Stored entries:
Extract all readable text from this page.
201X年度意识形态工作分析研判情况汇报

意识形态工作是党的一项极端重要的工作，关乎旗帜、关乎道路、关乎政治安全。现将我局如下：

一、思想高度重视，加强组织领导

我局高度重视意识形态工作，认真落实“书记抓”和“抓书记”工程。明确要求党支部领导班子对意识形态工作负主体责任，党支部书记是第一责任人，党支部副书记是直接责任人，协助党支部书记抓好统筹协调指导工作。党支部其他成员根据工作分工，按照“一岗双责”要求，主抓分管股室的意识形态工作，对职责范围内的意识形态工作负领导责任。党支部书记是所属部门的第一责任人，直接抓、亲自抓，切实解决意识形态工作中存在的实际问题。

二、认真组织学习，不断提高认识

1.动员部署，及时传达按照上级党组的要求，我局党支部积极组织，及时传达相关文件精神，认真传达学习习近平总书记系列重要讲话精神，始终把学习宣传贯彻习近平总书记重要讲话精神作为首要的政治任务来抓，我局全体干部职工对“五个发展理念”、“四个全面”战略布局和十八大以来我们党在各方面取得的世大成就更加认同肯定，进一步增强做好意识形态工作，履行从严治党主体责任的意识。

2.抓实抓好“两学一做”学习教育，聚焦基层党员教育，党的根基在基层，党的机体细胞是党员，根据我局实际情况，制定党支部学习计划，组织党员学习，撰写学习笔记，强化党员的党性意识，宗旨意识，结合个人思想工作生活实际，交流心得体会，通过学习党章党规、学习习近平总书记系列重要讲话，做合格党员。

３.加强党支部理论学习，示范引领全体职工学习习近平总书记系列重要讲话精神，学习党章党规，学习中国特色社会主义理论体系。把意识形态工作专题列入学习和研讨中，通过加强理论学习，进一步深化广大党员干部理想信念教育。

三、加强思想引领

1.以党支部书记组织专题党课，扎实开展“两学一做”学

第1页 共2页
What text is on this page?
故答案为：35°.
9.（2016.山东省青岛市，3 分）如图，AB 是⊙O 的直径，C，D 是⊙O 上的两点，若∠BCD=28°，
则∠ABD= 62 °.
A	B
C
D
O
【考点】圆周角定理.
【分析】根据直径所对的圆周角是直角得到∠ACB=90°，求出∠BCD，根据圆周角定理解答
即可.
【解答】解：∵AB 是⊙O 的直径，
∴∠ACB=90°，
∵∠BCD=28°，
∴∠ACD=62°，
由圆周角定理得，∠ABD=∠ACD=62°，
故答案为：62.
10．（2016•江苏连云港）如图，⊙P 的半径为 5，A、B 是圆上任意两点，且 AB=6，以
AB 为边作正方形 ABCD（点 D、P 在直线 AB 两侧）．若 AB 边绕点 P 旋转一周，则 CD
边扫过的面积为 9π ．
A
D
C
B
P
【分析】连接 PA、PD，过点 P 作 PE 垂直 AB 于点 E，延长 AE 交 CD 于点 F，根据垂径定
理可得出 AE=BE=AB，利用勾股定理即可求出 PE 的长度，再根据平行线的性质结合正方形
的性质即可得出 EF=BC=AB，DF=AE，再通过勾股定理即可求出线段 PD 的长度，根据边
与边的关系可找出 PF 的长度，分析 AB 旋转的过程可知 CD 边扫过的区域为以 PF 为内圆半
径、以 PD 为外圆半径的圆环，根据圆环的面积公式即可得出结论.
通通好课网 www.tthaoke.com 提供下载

PROBLEM REQUIREMENTS> Transcribe the data above in full, exactly.

THE COMPLETED TASK>
Extract all readable text from this page.
201X年度意识形态工作分析研判情况汇报

意识形态工作是党的一项极端重要的工作，关乎旗帜、关乎道路、关乎政治安全。现将我局如下：

一、思想高度重视，加强组织领导

我局高度重视意识形态工作，认真落实“书记抓”和“抓书记”工程。明确要求党支部领导班子对意识形态工作负主体责任，党支部书记是第一责任人，党支部副书记是直接责任人，协助党支部书记抓好统筹协调指导工作。党支部其他成员根据工作分工，按照“一岗双责”要求，主抓分管股室的意识形态工作，对职责范围内的意识形态工作负领导责任。党支部书记是所属部门的第一责任人，直接抓、亲自抓，切实解决意识形态工作中存在的实际问题。

二、认真组织学习，不断提高认识

1.动员部署，及时传达按照上级党组的要求，我局党支部积极组织，及时传达相关文件精神，认真传达学习习近平总书记系列重要讲话精神，始终把学习宣传贯彻习近平总书记重要讲话精神作为首要的政治任务来抓，我局全体干部职工对“五个发展理念”、“四个全面”战略布局和十八大以来我们党在各方面取得的世大成就更加认同肯定，进一步增强做好意识形态工作，履行从严治党主体责任的意识。

2.抓实抓好“两学一做”学习教育，聚焦基层党员教育，党的根基在基层，党的机体细胞是党员，根据我局实际情况，制定党支部学习计划，组织党员学习，撰写学习笔记，强化党员的党性意识，宗旨意识，结合个人思想工作生活实际，交流心得体会，通过学习党章党规、学习习近平总书记系列重要讲话，做合格党员。

３.加强党支部理论学习，示范引领全体职工学习习近平总书记系列重要讲话精神，学习党章党规，学习中国特色社会主义理论体系。把意识形态工作专题列入学习和研讨中，通过加强理论学习，进一步深化广大党员干部理想信念教育。

三、加强思想引领

1.以党支部书记组织专题党课，扎实开展“两学一做”学

第1页 共2页
What text is on this page?
故答案为：35°.
9.（2016.山东省青岛市，3 分）如图，AB 是⊙O 的直径，C，D 是⊙O 上的两点，若∠BCD=28°，
则∠ABD= 62 °.
A	B
C
D
O
【考点】圆周角定理.
【分析】根据直径所对的圆周角是直角得到∠ACB=90°，求出∠BCD，根据圆周角定理解答
即可.
【解答】解：∵AB 是⊙O 的直径，
∴∠ACB=90°，
∵∠BCD=28°，
∴∠ACD=62°，
由圆周角定理得，∠ABD=∠ACD=62°，
故答案为：62.
10．（2016•江苏连云港）如图，⊙P 的半径为 5，A、B 是圆上任意两点，且 AB=6，以
AB 为边作正方形 ABCD（点 D、P 在直线 AB 两侧）．若 AB 边绕点 P 旋转一周，则 CD
边扫过的面积为 9π ．
A
D
C
B
P
【分析】连接 PA、PD，过点 P 作 PE 垂直 AB 于点 E，延长 AE 交 CD 于点 F，根据垂径定
理可得出 AE=BE=AB，利用勾股定理即可求出 PE 的长度，再根据平行线的性质结合正方形
的性质即可得出 EF=BC=AB，DF=AE，再通过勾股定理即可求出线段 PD 的长度，根据边
与边的关系可找出 PF 的长度，分析 AB 旋转的过程可知 CD 边扫过的区域为以 PF 为内圆半
径、以 PD 为外圆半径的圆环，根据圆环的面积公式即可得出结论.
通通好课网 www.tthaoke.com 提供下载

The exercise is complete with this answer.